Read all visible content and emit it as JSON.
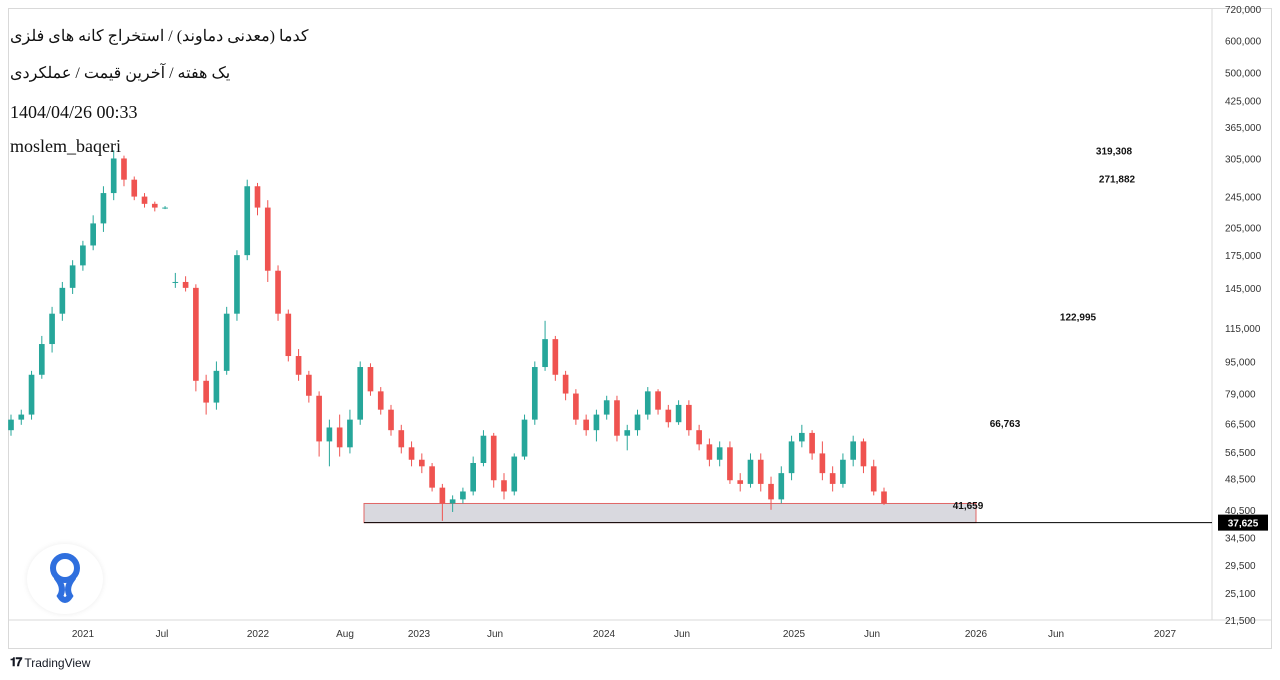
{
  "header": {
    "title": "کدما (معدنی دماوند) / استخراج کانه های فلزی",
    "subtitle": "یک هفته / آخرین قیمت / عملکردی",
    "datetime": "1404/04/26 00:33",
    "author": "moslem_baqeri"
  },
  "brand": {
    "name": "TradingView"
  },
  "colors": {
    "up": "#26a69a",
    "down": "#ef5350",
    "zone_fill": "#d9d9df",
    "zone_border": "#e06666",
    "price_line": "#000000"
  },
  "chart_data": {
    "type": "candlestick",
    "title": "کدما (معدنی دماوند) / استخراج کانه های فلزی",
    "x_axis": {
      "tick_labels": [
        "2021",
        "Jul",
        "2022",
        "Aug",
        "2023",
        "Jun",
        "2024",
        "Jun",
        "2025",
        "Jun",
        "2026",
        "Jun",
        "2027"
      ]
    },
    "y_axis": {
      "scale": "log",
      "ylim": [
        21500,
        720000
      ],
      "tick_labels": [
        "720,000",
        "600,000",
        "500,000",
        "425,000",
        "365,000",
        "305,000",
        "245,000",
        "205,000",
        "175,000",
        "145,000",
        "115,000",
        "95,000",
        "79,000",
        "66,500",
        "56,500",
        "48,500",
        "40,500",
        "34,500",
        "29,500",
        "25,100",
        "21,500"
      ]
    },
    "last_price": {
      "value": 37625,
      "label": "37,625"
    },
    "annotations": [
      {
        "label": "319,308",
        "value": 319308
      },
      {
        "label": "271,882",
        "value": 271882
      },
      {
        "label": "122,995",
        "value": 122995
      },
      {
        "label": "66,763",
        "value": 66763
      },
      {
        "label": "41,659",
        "value": 41659
      }
    ],
    "support_zone": {
      "low": 37625,
      "high": 42000,
      "from": "2022-09",
      "to": "2026-01"
    },
    "series": [
      {
        "values": [
          [
            64000,
            70000,
            62000,
            68000
          ],
          [
            68000,
            72000,
            66000,
            70000
          ],
          [
            70000,
            90000,
            68000,
            88000
          ],
          [
            88000,
            110000,
            86000,
            105000
          ],
          [
            105000,
            130000,
            100000,
            125000
          ],
          [
            125000,
            150000,
            120000,
            145000
          ],
          [
            145000,
            170000,
            140000,
            165000
          ],
          [
            165000,
            190000,
            160000,
            185000
          ],
          [
            185000,
            220000,
            180000,
            210000
          ],
          [
            210000,
            260000,
            200000,
            250000
          ],
          [
            250000,
            320000,
            240000,
            305000
          ],
          [
            305000,
            310000,
            260000,
            270000
          ],
          [
            270000,
            275000,
            240000,
            245000
          ],
          [
            245000,
            250000,
            230000,
            235000
          ],
          [
            235000,
            238000,
            225000,
            230000
          ],
          [
            230000,
            232000,
            228000,
            230000
          ],
          [
            150000,
            158000,
            145000,
            150000
          ],
          [
            150000,
            155000,
            142000,
            145000
          ],
          [
            145000,
            148000,
            80000,
            85000
          ],
          [
            85000,
            88000,
            70000,
            75000
          ],
          [
            75000,
            95000,
            72000,
            90000
          ],
          [
            90000,
            130000,
            88000,
            125000
          ],
          [
            125000,
            180000,
            120000,
            175000
          ],
          [
            175000,
            270000,
            170000,
            260000
          ],
          [
            260000,
            265000,
            220000,
            230000
          ],
          [
            230000,
            240000,
            150000,
            160000
          ],
          [
            160000,
            165000,
            120000,
            125000
          ],
          [
            125000,
            128000,
            95000,
            98000
          ],
          [
            98000,
            102000,
            85000,
            88000
          ],
          [
            88000,
            90000,
            75000,
            78000
          ],
          [
            78000,
            80000,
            55000,
            60000
          ],
          [
            60000,
            68000,
            52000,
            65000
          ],
          [
            65000,
            70000,
            55000,
            58000
          ],
          [
            58000,
            72000,
            56000,
            68000
          ],
          [
            68000,
            95000,
            66000,
            92000
          ],
          [
            92000,
            94000,
            78000,
            80000
          ],
          [
            80000,
            82000,
            70000,
            72000
          ],
          [
            72000,
            74000,
            62000,
            64000
          ],
          [
            64000,
            66000,
            56000,
            58000
          ],
          [
            58000,
            60000,
            52000,
            54000
          ],
          [
            54000,
            56000,
            50000,
            52000
          ],
          [
            52000,
            53000,
            45000,
            46000
          ],
          [
            46000,
            47000,
            38000,
            42000
          ],
          [
            42000,
            44000,
            40000,
            43000
          ],
          [
            43000,
            46000,
            42000,
            45000
          ],
          [
            45000,
            55000,
            44000,
            53000
          ],
          [
            53000,
            64000,
            52000,
            62000
          ],
          [
            62000,
            63000,
            46000,
            48000
          ],
          [
            48000,
            50000,
            43000,
            45000
          ],
          [
            45000,
            56000,
            44000,
            55000
          ],
          [
            55000,
            70000,
            54000,
            68000
          ],
          [
            68000,
            95000,
            66000,
            92000
          ],
          [
            92000,
            120000,
            90000,
            108000
          ],
          [
            108000,
            110000,
            85000,
            88000
          ],
          [
            88000,
            90000,
            76000,
            79000
          ],
          [
            79000,
            81000,
            66000,
            68000
          ],
          [
            68000,
            70000,
            62000,
            64000
          ],
          [
            64000,
            72000,
            60000,
            70000
          ],
          [
            70000,
            78000,
            68000,
            76000
          ],
          [
            76000,
            78000,
            60000,
            62000
          ],
          [
            62000,
            66000,
            57000,
            64000
          ],
          [
            64000,
            72000,
            62000,
            70000
          ],
          [
            70000,
            82000,
            68000,
            80000
          ],
          [
            80000,
            81000,
            70000,
            72000
          ],
          [
            72000,
            74000,
            65000,
            67000
          ],
          [
            67000,
            76000,
            66000,
            74000
          ],
          [
            74000,
            76000,
            62000,
            64000
          ],
          [
            64000,
            66000,
            57000,
            59000
          ],
          [
            59000,
            61000,
            52000,
            54000
          ],
          [
            54000,
            60000,
            52000,
            58000
          ],
          [
            58000,
            60000,
            47000,
            48000
          ],
          [
            48000,
            50000,
            45000,
            47000
          ],
          [
            47000,
            56000,
            46000,
            54000
          ],
          [
            54000,
            56000,
            45000,
            47000
          ],
          [
            47000,
            49000,
            40500,
            43000
          ],
          [
            43000,
            52000,
            42000,
            50000
          ],
          [
            50000,
            62000,
            48000,
            60000
          ],
          [
            60000,
            66000,
            58000,
            63000
          ],
          [
            63000,
            64000,
            54000,
            56000
          ],
          [
            56000,
            60000,
            48000,
            50000
          ],
          [
            50000,
            52000,
            45000,
            47000
          ],
          [
            47000,
            56000,
            46000,
            54000
          ],
          [
            54000,
            62000,
            52000,
            60000
          ],
          [
            60000,
            61000,
            50000,
            52000
          ],
          [
            52000,
            54000,
            44000,
            45000
          ],
          [
            45000,
            46000,
            41659,
            42000
          ]
        ]
      }
    ]
  }
}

■ What you will do ■
Leave out all pictures, then copy the remaining material exactly.

■ The result ■
Read all visible content and emit it as JSON.
{
  "header": {
    "title": "کدما (معدنی دماوند) / استخراج کانه های فلزی",
    "subtitle": "یک هفته / آخرین قیمت / عملکردی",
    "datetime": "1404/04/26 00:33",
    "author": "moslem_baqeri"
  },
  "brand": {
    "name": "TradingView"
  },
  "colors": {
    "up": "#26a69a",
    "down": "#ef5350",
    "zone_fill": "#d9d9df",
    "zone_border": "#e06666",
    "price_line": "#000000"
  },
  "chart_data": {
    "type": "candlestick",
    "title": "کدما (معدنی دماوند) / استخراج کانه های فلزی",
    "x_axis": {
      "tick_labels": [
        "2021",
        "Jul",
        "2022",
        "Aug",
        "2023",
        "Jun",
        "2024",
        "Jun",
        "2025",
        "Jun",
        "2026",
        "Jun",
        "2027"
      ]
    },
    "y_axis": {
      "scale": "log",
      "ylim": [
        21500,
        720000
      ],
      "tick_labels": [
        "720,000",
        "600,000",
        "500,000",
        "425,000",
        "365,000",
        "305,000",
        "245,000",
        "205,000",
        "175,000",
        "145,000",
        "115,000",
        "95,000",
        "79,000",
        "66,500",
        "56,500",
        "48,500",
        "40,500",
        "34,500",
        "29,500",
        "25,100",
        "21,500"
      ]
    },
    "last_price": {
      "value": 37625,
      "label": "37,625"
    },
    "annotations": [
      {
        "label": "319,308",
        "value": 319308
      },
      {
        "label": "271,882",
        "value": 271882
      },
      {
        "label": "122,995",
        "value": 122995
      },
      {
        "label": "66,763",
        "value": 66763
      },
      {
        "label": "41,659",
        "value": 41659
      }
    ],
    "support_zone": {
      "low": 37625,
      "high": 42000,
      "from": "2022-09",
      "to": "2026-01"
    },
    "series": [
      {
        "values": [
          [
            64000,
            70000,
            62000,
            68000
          ],
          [
            68000,
            72000,
            66000,
            70000
          ],
          [
            70000,
            90000,
            68000,
            88000
          ],
          [
            88000,
            110000,
            86000,
            105000
          ],
          [
            105000,
            130000,
            100000,
            125000
          ],
          [
            125000,
            150000,
            120000,
            145000
          ],
          [
            145000,
            170000,
            140000,
            165000
          ],
          [
            165000,
            190000,
            160000,
            185000
          ],
          [
            185000,
            220000,
            180000,
            210000
          ],
          [
            210000,
            260000,
            200000,
            250000
          ],
          [
            250000,
            320000,
            240000,
            305000
          ],
          [
            305000,
            310000,
            260000,
            270000
          ],
          [
            270000,
            275000,
            240000,
            245000
          ],
          [
            245000,
            250000,
            230000,
            235000
          ],
          [
            235000,
            238000,
            225000,
            230000
          ],
          [
            230000,
            232000,
            228000,
            230000
          ],
          [
            150000,
            158000,
            145000,
            150000
          ],
          [
            150000,
            155000,
            142000,
            145000
          ],
          [
            145000,
            148000,
            80000,
            85000
          ],
          [
            85000,
            88000,
            70000,
            75000
          ],
          [
            75000,
            95000,
            72000,
            90000
          ],
          [
            90000,
            130000,
            88000,
            125000
          ],
          [
            125000,
            180000,
            120000,
            175000
          ],
          [
            175000,
            270000,
            170000,
            260000
          ],
          [
            260000,
            265000,
            220000,
            230000
          ],
          [
            230000,
            240000,
            150000,
            160000
          ],
          [
            160000,
            165000,
            120000,
            125000
          ],
          [
            125000,
            128000,
            95000,
            98000
          ],
          [
            98000,
            102000,
            85000,
            88000
          ],
          [
            88000,
            90000,
            75000,
            78000
          ],
          [
            78000,
            80000,
            55000,
            60000
          ],
          [
            60000,
            68000,
            52000,
            65000
          ],
          [
            65000,
            70000,
            55000,
            58000
          ],
          [
            58000,
            72000,
            56000,
            68000
          ],
          [
            68000,
            95000,
            66000,
            92000
          ],
          [
            92000,
            94000,
            78000,
            80000
          ],
          [
            80000,
            82000,
            70000,
            72000
          ],
          [
            72000,
            74000,
            62000,
            64000
          ],
          [
            64000,
            66000,
            56000,
            58000
          ],
          [
            58000,
            60000,
            52000,
            54000
          ],
          [
            54000,
            56000,
            50000,
            52000
          ],
          [
            52000,
            53000,
            45000,
            46000
          ],
          [
            46000,
            47000,
            38000,
            42000
          ],
          [
            42000,
            44000,
            40000,
            43000
          ],
          [
            43000,
            46000,
            42000,
            45000
          ],
          [
            45000,
            55000,
            44000,
            53000
          ],
          [
            53000,
            64000,
            52000,
            62000
          ],
          [
            62000,
            63000,
            46000,
            48000
          ],
          [
            48000,
            50000,
            43000,
            45000
          ],
          [
            45000,
            56000,
            44000,
            55000
          ],
          [
            55000,
            70000,
            54000,
            68000
          ],
          [
            68000,
            95000,
            66000,
            92000
          ],
          [
            92000,
            120000,
            90000,
            108000
          ],
          [
            108000,
            110000,
            85000,
            88000
          ],
          [
            88000,
            90000,
            76000,
            79000
          ],
          [
            79000,
            81000,
            66000,
            68000
          ],
          [
            68000,
            70000,
            62000,
            64000
          ],
          [
            64000,
            72000,
            60000,
            70000
          ],
          [
            70000,
            78000,
            68000,
            76000
          ],
          [
            76000,
            78000,
            60000,
            62000
          ],
          [
            62000,
            66000,
            57000,
            64000
          ],
          [
            64000,
            72000,
            62000,
            70000
          ],
          [
            70000,
            82000,
            68000,
            80000
          ],
          [
            80000,
            81000,
            70000,
            72000
          ],
          [
            72000,
            74000,
            65000,
            67000
          ],
          [
            67000,
            76000,
            66000,
            74000
          ],
          [
            74000,
            76000,
            62000,
            64000
          ],
          [
            64000,
            66000,
            57000,
            59000
          ],
          [
            59000,
            61000,
            52000,
            54000
          ],
          [
            54000,
            60000,
            52000,
            58000
          ],
          [
            58000,
            60000,
            47000,
            48000
          ],
          [
            48000,
            50000,
            45000,
            47000
          ],
          [
            47000,
            56000,
            46000,
            54000
          ],
          [
            54000,
            56000,
            45000,
            47000
          ],
          [
            47000,
            49000,
            40500,
            43000
          ],
          [
            43000,
            52000,
            42000,
            50000
          ],
          [
            50000,
            62000,
            48000,
            60000
          ],
          [
            60000,
            66000,
            58000,
            63000
          ],
          [
            63000,
            64000,
            54000,
            56000
          ],
          [
            56000,
            60000,
            48000,
            50000
          ],
          [
            50000,
            52000,
            45000,
            47000
          ],
          [
            47000,
            56000,
            46000,
            54000
          ],
          [
            54000,
            62000,
            52000,
            60000
          ],
          [
            60000,
            61000,
            50000,
            52000
          ],
          [
            52000,
            54000,
            44000,
            45000
          ],
          [
            45000,
            46000,
            41659,
            42000
          ]
        ]
      }
    ]
  }
}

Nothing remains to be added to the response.